- Given passage
.....

Trendwatch: Amsterdam hub to halt night flights, ban private jets to cut CO2; U.K. joins Trans-Pacific Partnership as it seeks to diversify international commerce; More funding now flowing to U.S. ports for modernization projects

Amsterdam hub to halt night flights, ban private jets to cut CO2

Schiphol Airport, a key European transfer hub, plans to stop late night flights and ban private jets to reduce noise and lower CO2 emissions.

Aircraft will no longer take off between midnight and 6 a.m. at the Amsterdam hub once the changes go into effect in the next two to three years, the airport said in a statement on Tuesday. There will be no more landings between midnight and 5 a.m.

The moves are part of a push to reduce noise and carbon emissions in line with the Paris climate accord. Private jets and small business aviation cause a “disproportionate” amount of noise and CO2 pollution and will be banned, the airport said. Schiphol is also scrapping plans for an additional runway.



U.K. joins Trans-Pacific Partnership as it seeks to diversify international commerce

The U.K. government said it had struck a deal to join the Pacific trade alliance the U.S. exited under former President Donald Trump, as Britain looks to diversify trade away from Europe after Brexit.

.....

- Exercise 1
Using the Trendwatch roundup, list every change Schiphol Airport plans to make.
- Exercise 2
Based on the Trendwatch roundup, say whether each statement is true, and quote the words that decide it.
(a) At Schiphol, landings will stop between midnight and 6 a.m.
(b) The airport announced the changes on Tuesday.
(c) The U.S. left the Pacific trade alliance under Donald Trump.
Work only from the Trendwatch roundup above, not from outside knowledge.

- Given entries
.....

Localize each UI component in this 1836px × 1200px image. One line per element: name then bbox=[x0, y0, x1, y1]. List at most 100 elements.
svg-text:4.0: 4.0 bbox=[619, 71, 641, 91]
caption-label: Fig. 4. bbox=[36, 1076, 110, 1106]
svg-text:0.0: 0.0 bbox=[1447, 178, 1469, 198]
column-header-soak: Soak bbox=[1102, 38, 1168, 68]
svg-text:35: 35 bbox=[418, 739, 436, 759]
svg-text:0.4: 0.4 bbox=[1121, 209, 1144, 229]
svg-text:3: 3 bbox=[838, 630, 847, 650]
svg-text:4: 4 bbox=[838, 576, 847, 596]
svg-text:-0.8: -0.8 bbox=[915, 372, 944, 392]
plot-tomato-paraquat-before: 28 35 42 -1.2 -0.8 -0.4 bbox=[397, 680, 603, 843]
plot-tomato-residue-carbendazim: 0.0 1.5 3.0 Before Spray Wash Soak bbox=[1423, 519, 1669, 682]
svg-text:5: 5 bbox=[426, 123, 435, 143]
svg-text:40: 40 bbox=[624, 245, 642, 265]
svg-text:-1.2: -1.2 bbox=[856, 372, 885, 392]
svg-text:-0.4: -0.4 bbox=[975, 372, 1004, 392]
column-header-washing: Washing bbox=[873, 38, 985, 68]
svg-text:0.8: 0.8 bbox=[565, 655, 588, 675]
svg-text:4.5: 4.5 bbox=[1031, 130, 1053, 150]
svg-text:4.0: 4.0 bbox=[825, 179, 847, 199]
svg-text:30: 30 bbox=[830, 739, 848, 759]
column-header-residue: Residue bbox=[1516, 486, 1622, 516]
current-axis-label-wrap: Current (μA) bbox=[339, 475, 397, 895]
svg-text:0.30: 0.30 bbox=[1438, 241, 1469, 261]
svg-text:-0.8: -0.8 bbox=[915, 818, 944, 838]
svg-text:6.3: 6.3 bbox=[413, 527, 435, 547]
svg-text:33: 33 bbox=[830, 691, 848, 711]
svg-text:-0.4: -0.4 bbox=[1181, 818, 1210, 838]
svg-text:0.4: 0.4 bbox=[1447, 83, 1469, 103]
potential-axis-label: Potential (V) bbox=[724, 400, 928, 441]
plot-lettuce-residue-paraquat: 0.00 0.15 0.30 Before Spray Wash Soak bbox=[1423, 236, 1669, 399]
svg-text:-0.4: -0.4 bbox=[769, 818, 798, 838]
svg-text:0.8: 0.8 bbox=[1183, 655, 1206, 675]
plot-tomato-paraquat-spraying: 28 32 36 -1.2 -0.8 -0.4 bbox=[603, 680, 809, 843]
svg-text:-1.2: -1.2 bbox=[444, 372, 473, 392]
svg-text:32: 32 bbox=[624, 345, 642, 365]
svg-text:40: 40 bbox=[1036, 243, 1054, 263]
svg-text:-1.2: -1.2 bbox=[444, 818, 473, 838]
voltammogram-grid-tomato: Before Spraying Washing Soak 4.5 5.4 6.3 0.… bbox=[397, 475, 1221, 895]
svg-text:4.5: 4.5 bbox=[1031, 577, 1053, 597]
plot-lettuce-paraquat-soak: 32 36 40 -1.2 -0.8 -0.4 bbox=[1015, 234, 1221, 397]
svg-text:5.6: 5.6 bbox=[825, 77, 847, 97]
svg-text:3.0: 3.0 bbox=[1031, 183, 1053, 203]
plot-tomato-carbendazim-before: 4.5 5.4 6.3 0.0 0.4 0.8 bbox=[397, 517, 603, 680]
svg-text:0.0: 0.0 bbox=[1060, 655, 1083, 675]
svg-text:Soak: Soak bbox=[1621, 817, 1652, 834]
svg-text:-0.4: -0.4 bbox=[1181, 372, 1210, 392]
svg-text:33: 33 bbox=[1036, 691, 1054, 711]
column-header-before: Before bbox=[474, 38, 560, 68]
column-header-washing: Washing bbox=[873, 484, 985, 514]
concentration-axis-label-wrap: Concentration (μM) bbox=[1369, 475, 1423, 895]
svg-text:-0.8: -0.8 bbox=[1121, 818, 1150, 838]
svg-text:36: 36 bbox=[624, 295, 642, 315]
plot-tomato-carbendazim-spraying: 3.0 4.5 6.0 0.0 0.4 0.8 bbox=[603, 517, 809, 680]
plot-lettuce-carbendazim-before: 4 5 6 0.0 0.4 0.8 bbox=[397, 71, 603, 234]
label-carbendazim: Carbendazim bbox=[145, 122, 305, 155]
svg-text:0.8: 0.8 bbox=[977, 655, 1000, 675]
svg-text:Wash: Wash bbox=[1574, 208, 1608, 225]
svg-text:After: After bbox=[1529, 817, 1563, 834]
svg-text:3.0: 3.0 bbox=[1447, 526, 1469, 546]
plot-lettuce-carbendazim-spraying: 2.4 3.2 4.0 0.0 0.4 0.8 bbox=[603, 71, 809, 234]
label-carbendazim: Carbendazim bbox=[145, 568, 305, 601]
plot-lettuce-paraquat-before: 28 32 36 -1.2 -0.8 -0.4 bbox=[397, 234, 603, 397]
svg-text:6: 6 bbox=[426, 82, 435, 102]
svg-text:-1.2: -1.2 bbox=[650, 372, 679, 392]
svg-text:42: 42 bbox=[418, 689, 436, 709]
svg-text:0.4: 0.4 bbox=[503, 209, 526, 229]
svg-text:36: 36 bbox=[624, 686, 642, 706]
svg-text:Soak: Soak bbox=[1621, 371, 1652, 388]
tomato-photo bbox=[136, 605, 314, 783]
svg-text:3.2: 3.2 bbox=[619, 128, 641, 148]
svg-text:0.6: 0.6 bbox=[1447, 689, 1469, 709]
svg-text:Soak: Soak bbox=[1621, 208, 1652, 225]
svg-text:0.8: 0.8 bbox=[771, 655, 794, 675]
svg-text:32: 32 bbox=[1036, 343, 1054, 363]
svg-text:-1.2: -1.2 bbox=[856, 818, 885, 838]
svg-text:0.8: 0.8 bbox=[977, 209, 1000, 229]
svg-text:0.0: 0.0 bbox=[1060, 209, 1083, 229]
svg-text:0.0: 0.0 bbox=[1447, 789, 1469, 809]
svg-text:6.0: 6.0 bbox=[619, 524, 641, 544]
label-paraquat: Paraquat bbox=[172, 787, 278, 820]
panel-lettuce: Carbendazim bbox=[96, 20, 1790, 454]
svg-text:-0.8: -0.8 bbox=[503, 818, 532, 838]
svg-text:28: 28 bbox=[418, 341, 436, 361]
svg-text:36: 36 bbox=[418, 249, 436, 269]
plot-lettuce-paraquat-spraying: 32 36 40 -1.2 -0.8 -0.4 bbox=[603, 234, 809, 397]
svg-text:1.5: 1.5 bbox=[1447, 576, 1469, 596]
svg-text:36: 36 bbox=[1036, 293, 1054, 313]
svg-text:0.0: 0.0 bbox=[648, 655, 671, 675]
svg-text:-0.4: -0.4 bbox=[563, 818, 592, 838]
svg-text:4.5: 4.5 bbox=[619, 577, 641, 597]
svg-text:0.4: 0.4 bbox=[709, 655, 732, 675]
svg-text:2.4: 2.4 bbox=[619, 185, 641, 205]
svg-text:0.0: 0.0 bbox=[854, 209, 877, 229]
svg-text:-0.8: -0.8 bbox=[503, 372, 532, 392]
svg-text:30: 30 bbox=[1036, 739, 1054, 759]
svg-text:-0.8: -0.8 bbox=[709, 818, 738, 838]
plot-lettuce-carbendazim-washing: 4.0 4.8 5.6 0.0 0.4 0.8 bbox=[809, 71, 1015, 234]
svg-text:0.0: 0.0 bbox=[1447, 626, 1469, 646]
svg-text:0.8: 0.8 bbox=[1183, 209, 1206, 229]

.....

- Expected output 1
- No takeoffs between midnight and 6 a.m.
- No landings between midnight and 5 a.m.
- A ban on private jets and small business aviation
- Dropping plans for an additional runway

- Expected output 2
(a) No: "There will be no more landings between midnight and 5 a.m."
(b) Yes: "the airport said in a statement on Tuesday"
(c) Yes: "the Pacific trade alliance the U.S. exited under former President Donald Trump"